■ WRITTEN PROBLEM: Copy each line in which the string "Indique" occurs.
(begin)
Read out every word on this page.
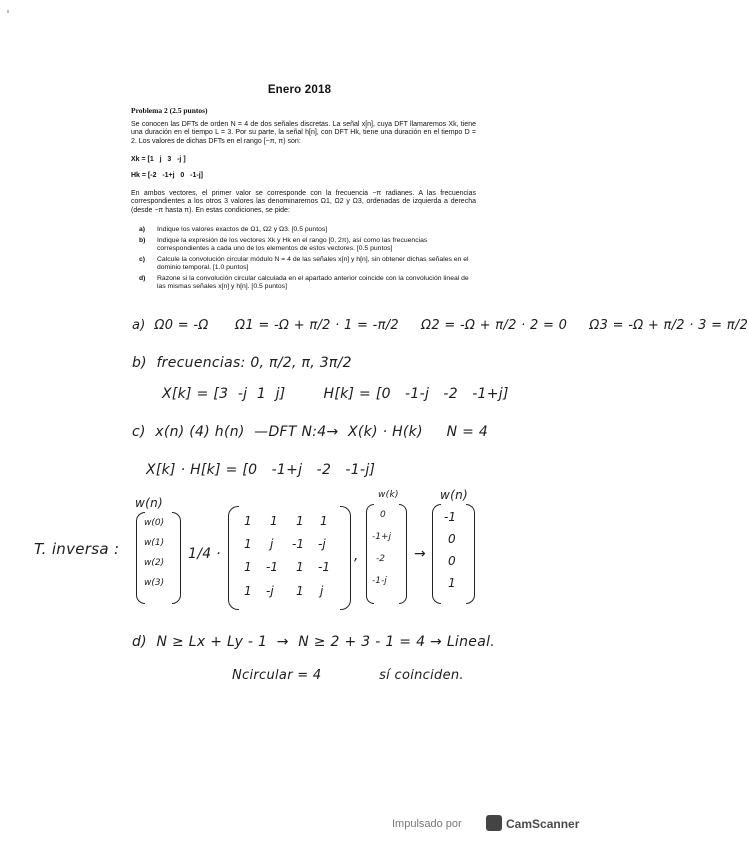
Enero 2018
Problema 2 (2.5 puntos)
Se conocen las DFTs de orden N = 4 de dos señales discretas. La señal x[n], cuya DFT llamaremos Xk, tiene una duración en el tiempo L = 3. Por su parte, la señal h[n], con DFT Hk, tiene una duración en el tiempo D = 2. Los valores de dichas DFTs en el rango [−π, π) son:
Xk = [1   j   3   -j ]
Hk = [-2   -1+j   0   -1-j]
En ambos vectores, el primer valor se corresponde con la frecuencia −π radianes. A las frecuencias correspondientes a los otros 3 valores las denominaremos Ω1, Ω2 y Ω3, ordenadas de izquierda a derecha (desde −π hasta π). En estas condiciones, se pide:
a) Indique los valores exactos de Ω1, Ω2 y Ω3. [0.5 puntos]
b) Indique la expresión de los vectores Xk y Hk en el rango [0, 2π), así como las frecuencias correspondientes a cada uno de los elementos de estos vectores. [0.5 puntos]
c) Calcule la convolución circular módulo N = 4 de las señales x[n] y h[n], sin obtener dichas señales en el dominio temporal. [1.0 puntos]
d) Razone si la convolución circular calculada en el apartado anterior coincide con la convolución lineal de las mismas señales x[n] y h[n]. [0.5 puntos]
a)  Ω0 = -Ω      Ω1 = -Ω + π/2 · 1 = -π/2     Ω2 = -Ω + π/2 · 2 = 0     Ω3 = -Ω + π/2 · 3 = π/2
b)  frecuencias: 0, π/2, π, 3π/2
X[k] = [3  -j  1  j]        H[k] = [0   -1-j   -2   -1+j]
c)  x(n) (4) h(n)  —DFT N:4→  X(k) · H(k)     N = 4
X[k] · H[k] = [0   -1+j   -2   -1-j]
w(n)
w(k)	w(n)
T. inversa :
w(0)
w(1)
w(2)
w(3)
1/4 ·
1 1 1 1
1 j -1 -j
1 -1 1 -1
1 -j 1 j
,
0
-1+j
-2
-1-j
→
-1
0
0
1
d)  N ≥ Lx + Ly - 1  →  N ≥ 2 + 3 - 1 = 4 → Lineal.
Ncircular = 4             sí coinciden.
Impulsado por	CamScanner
(end)
■ ANSWER:
a) Indique los valores exactos de Ω1, Ω2 y Ω3. [0.5 puntos]
b) Indique la expresión de los vectores Xk y Hk en el rango [0, 2π), así como las frecuencias correspondientes a cada uno de los elementos de estos vectores. [0.5 puntos]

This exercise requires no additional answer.